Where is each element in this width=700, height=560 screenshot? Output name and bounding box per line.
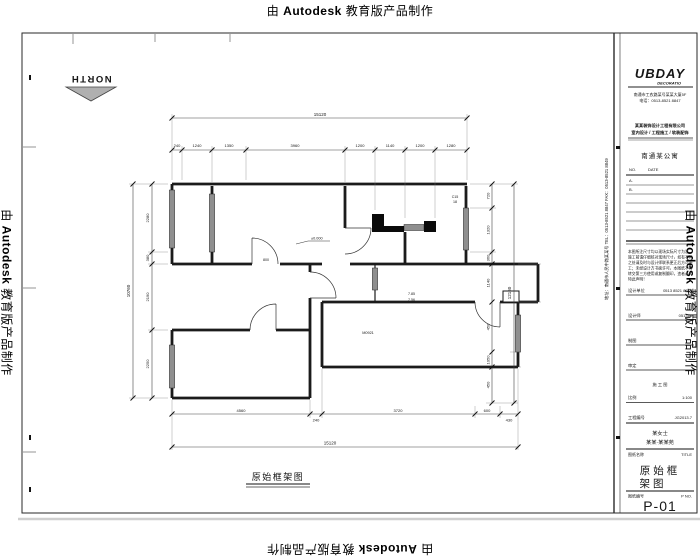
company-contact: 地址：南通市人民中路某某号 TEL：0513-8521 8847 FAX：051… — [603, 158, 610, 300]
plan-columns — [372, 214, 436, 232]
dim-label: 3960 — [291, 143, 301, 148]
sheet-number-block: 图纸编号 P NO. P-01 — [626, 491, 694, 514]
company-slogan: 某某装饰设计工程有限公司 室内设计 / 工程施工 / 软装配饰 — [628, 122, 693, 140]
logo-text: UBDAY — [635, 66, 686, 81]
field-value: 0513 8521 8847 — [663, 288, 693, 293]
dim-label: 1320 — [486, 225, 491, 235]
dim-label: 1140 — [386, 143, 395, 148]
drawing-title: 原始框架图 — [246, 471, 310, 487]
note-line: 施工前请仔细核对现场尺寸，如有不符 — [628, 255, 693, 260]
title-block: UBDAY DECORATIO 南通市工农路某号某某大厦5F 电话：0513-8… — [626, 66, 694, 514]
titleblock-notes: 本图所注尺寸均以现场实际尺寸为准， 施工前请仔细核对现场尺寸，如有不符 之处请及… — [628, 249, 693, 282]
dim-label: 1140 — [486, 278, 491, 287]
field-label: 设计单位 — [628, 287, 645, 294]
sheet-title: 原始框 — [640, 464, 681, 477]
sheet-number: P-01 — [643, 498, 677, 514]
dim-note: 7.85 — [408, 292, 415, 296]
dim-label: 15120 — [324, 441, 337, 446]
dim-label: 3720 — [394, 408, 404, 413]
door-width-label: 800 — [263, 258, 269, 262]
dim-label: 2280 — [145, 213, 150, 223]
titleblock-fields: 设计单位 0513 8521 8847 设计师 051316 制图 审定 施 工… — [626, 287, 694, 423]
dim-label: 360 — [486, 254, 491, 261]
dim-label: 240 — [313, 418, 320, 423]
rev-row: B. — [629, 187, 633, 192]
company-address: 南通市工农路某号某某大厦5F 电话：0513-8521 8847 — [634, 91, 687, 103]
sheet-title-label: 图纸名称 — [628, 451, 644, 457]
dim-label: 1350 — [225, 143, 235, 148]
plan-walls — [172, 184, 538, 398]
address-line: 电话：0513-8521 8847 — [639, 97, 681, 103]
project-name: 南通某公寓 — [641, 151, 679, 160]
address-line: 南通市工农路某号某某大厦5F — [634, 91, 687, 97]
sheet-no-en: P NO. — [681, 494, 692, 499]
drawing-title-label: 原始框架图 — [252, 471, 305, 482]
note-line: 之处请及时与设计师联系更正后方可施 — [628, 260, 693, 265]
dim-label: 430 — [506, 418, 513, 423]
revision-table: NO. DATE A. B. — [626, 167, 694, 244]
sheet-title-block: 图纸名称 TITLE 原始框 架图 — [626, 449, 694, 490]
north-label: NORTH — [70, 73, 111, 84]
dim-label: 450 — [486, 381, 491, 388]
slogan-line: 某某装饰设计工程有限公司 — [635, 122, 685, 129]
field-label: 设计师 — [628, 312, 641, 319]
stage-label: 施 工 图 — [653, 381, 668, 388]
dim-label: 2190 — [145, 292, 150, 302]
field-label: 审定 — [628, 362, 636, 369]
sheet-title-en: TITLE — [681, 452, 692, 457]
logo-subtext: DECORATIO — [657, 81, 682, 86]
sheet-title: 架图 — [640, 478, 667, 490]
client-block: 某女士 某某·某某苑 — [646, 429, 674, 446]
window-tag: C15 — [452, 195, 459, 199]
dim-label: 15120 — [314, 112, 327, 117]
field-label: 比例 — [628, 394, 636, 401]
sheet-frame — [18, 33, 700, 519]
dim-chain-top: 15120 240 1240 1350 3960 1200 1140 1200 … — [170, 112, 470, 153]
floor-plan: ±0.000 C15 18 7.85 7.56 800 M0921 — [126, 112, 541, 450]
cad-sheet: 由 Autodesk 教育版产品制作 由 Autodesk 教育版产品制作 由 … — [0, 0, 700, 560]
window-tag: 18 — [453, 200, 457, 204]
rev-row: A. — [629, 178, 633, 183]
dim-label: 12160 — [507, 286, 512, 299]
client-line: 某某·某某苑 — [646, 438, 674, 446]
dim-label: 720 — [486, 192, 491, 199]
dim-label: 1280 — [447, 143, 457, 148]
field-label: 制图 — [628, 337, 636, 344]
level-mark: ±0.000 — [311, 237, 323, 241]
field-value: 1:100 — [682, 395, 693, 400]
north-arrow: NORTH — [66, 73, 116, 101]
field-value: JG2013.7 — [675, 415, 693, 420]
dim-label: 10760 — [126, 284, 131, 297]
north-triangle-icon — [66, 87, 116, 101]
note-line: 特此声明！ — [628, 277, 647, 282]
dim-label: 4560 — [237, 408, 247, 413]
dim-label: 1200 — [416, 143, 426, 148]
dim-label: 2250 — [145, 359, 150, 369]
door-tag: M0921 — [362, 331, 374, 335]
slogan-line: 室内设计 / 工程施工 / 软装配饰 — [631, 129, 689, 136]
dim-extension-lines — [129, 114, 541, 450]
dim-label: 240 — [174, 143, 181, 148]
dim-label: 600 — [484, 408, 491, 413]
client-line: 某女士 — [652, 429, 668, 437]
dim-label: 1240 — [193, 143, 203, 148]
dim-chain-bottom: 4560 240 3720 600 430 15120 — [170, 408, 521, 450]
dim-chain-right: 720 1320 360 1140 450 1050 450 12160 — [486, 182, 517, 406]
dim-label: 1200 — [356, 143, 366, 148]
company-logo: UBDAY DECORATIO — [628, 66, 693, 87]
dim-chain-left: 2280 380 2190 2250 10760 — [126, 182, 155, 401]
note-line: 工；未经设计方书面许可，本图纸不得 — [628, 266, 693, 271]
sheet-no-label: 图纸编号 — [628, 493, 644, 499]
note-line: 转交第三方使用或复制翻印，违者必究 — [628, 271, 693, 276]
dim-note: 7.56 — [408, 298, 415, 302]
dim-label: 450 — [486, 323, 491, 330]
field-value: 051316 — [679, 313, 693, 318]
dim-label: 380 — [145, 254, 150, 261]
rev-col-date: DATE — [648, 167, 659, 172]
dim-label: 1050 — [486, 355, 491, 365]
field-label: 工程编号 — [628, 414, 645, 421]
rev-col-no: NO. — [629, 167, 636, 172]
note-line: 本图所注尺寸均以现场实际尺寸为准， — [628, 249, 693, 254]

● ● ● ● ●

# [Short task]
Reproduce the material above verbatim, line for line, omitting the pictures.

# [Result]
Where is each element in this width=700, height=560 screenshot? Output name and bounding box per line.
company-contact: 地址：南通市人民中路某某号 TEL：0513-8521 8847 FAX：051… — [603, 158, 610, 300]
plan-columns — [372, 214, 436, 232]
dim-label: 3960 — [291, 143, 301, 148]
sheet-number-block: 图纸编号 P NO. P-01 — [626, 491, 694, 514]
company-slogan: 某某装饰设计工程有限公司 室内设计 / 工程施工 / 软装配饰 — [628, 122, 693, 140]
logo-text: UBDAY — [635, 66, 686, 81]
field-value: 0513 8521 8847 — [663, 288, 693, 293]
dim-label: 1320 — [486, 225, 491, 235]
dim-label: 1140 — [386, 143, 395, 148]
drawing-title: 原始框架图 — [246, 471, 310, 487]
note-line: 施工前请仔细核对现场尺寸，如有不符 — [628, 255, 693, 260]
title-block: UBDAY DECORATIO 南通市工农路某号某某大厦5F 电话：0513-8… — [626, 66, 694, 514]
titleblock-notes: 本图所注尺寸均以现场实际尺寸为准， 施工前请仔细核对现场尺寸，如有不符 之处请及… — [628, 249, 693, 282]
dim-label: 1140 — [486, 278, 491, 287]
field-label: 设计单位 — [628, 287, 645, 294]
sheet-title: 原始框 — [640, 464, 681, 477]
sheet-number: P-01 — [643, 498, 677, 514]
dim-note: 7.85 — [408, 292, 415, 296]
dim-label: 15120 — [324, 441, 337, 446]
dim-label: 3720 — [394, 408, 404, 413]
door-width-label: 800 — [263, 258, 269, 262]
dim-label: 2280 — [145, 213, 150, 223]
titleblock-fields: 设计单位 0513 8521 8847 设计师 051316 制图 审定 施 工… — [626, 287, 694, 423]
dim-label: 360 — [486, 254, 491, 261]
dim-label: 240 — [313, 418, 320, 423]
rev-row: B. — [629, 187, 633, 192]
company-address: 南通市工农路某号某某大厦5F 电话：0513-8521 8847 — [634, 91, 687, 103]
sheet-title-label: 图纸名称 — [628, 451, 644, 457]
dim-label: 1350 — [225, 143, 235, 148]
plan-walls — [172, 184, 538, 398]
address-line: 电话：0513-8521 8847 — [639, 97, 681, 103]
project-name: 南通某公寓 — [641, 151, 679, 160]
address-line: 南通市工农路某号某某大厦5F — [634, 91, 687, 97]
sheet-no-en: P NO. — [681, 494, 692, 499]
drawing-title-label: 原始框架图 — [252, 471, 305, 482]
note-line: 之处请及时与设计师联系更正后方可施 — [628, 260, 693, 265]
dim-label: 430 — [506, 418, 513, 423]
revision-table: NO. DATE A. B. — [626, 167, 694, 244]
sheet-title-block: 图纸名称 TITLE 原始框 架图 — [626, 449, 694, 490]
north-label: NORTH — [70, 73, 111, 84]
dim-label: 450 — [486, 381, 491, 388]
slogan-line: 某某装饰设计工程有限公司 — [635, 122, 685, 129]
field-label: 设计师 — [628, 312, 641, 319]
stage-label: 施 工 图 — [653, 381, 668, 388]
dim-label: 2190 — [145, 292, 150, 302]
field-label: 审定 — [628, 362, 636, 369]
sheet-title-en: TITLE — [681, 452, 692, 457]
logo-subtext: DECORATIO — [657, 81, 682, 86]
sheet-title: 架图 — [640, 478, 667, 490]
client-block: 某女士 某某·某某苑 — [646, 429, 674, 446]
window-tag: C15 — [452, 195, 459, 199]
dim-label: 15120 — [314, 112, 327, 117]
field-label: 比例 — [628, 394, 636, 401]
sheet-frame — [18, 33, 700, 519]
dim-chain-top: 15120 240 1240 1350 3960 1200 1140 1200 … — [170, 112, 470, 153]
floor-plan: ±0.000 C15 18 7.85 7.56 800 M0921 — [126, 112, 541, 450]
cad-sheet: 由 Autodesk 教育版产品制作 由 Autodesk 教育版产品制作 由 … — [0, 0, 700, 560]
window-tag: 18 — [453, 200, 457, 204]
rev-row: A. — [629, 178, 633, 183]
dim-label: 12160 — [507, 286, 512, 299]
client-line: 某某·某某苑 — [646, 438, 674, 446]
dim-label: 720 — [486, 192, 491, 199]
dim-label: 1280 — [447, 143, 457, 148]
field-label: 制图 — [628, 337, 636, 344]
level-mark: ±0.000 — [311, 237, 323, 241]
field-value: 1:100 — [682, 395, 693, 400]
north-arrow: NORTH — [66, 73, 116, 101]
field-value: JG2013.7 — [675, 415, 693, 420]
dim-label: 10760 — [126, 284, 131, 297]
north-triangle-icon — [66, 87, 116, 101]
note-line: 特此声明！ — [628, 277, 647, 282]
dim-label: 4560 — [237, 408, 247, 413]
dim-label: 1200 — [416, 143, 426, 148]
dim-label: 2250 — [145, 359, 150, 369]
door-tag: M0921 — [362, 331, 374, 335]
slogan-line: 室内设计 / 工程施工 / 软装配饰 — [631, 129, 689, 136]
dim-extension-lines — [129, 114, 541, 450]
dim-label: 240 — [174, 143, 181, 148]
dim-label: 600 — [484, 408, 491, 413]
client-line: 某女士 — [652, 429, 668, 437]
dim-label: 1240 — [193, 143, 203, 148]
dim-chain-bottom: 4560 240 3720 600 430 15120 — [170, 408, 521, 450]
dim-chain-right: 720 1320 360 1140 450 1050 450 12160 — [486, 182, 517, 406]
dim-label: 1200 — [356, 143, 366, 148]
company-logo: UBDAY DECORATIO — [628, 66, 693, 87]
dim-chain-left: 2280 380 2190 2250 10760 — [126, 182, 155, 401]
note-line: 工；未经设计方书面许可，本图纸不得 — [628, 266, 693, 271]
sheet-no-label: 图纸编号 — [628, 493, 644, 499]
note-line: 转交第三方使用或复制翻印，违者必究 — [628, 271, 693, 276]
dim-note: 7.56 — [408, 298, 415, 302]
dim-label: 450 — [486, 323, 491, 330]
field-value: 051316 — [679, 313, 693, 318]
dim-label: 380 — [145, 254, 150, 261]
rev-col-date: DATE — [648, 167, 659, 172]
dim-label: 1050 — [486, 355, 491, 365]
field-label: 工程编号 — [628, 414, 645, 421]
rev-col-no: NO. — [629, 167, 636, 172]
note-line: 本图所注尺寸均以现场实际尺寸为准， — [628, 249, 693, 254]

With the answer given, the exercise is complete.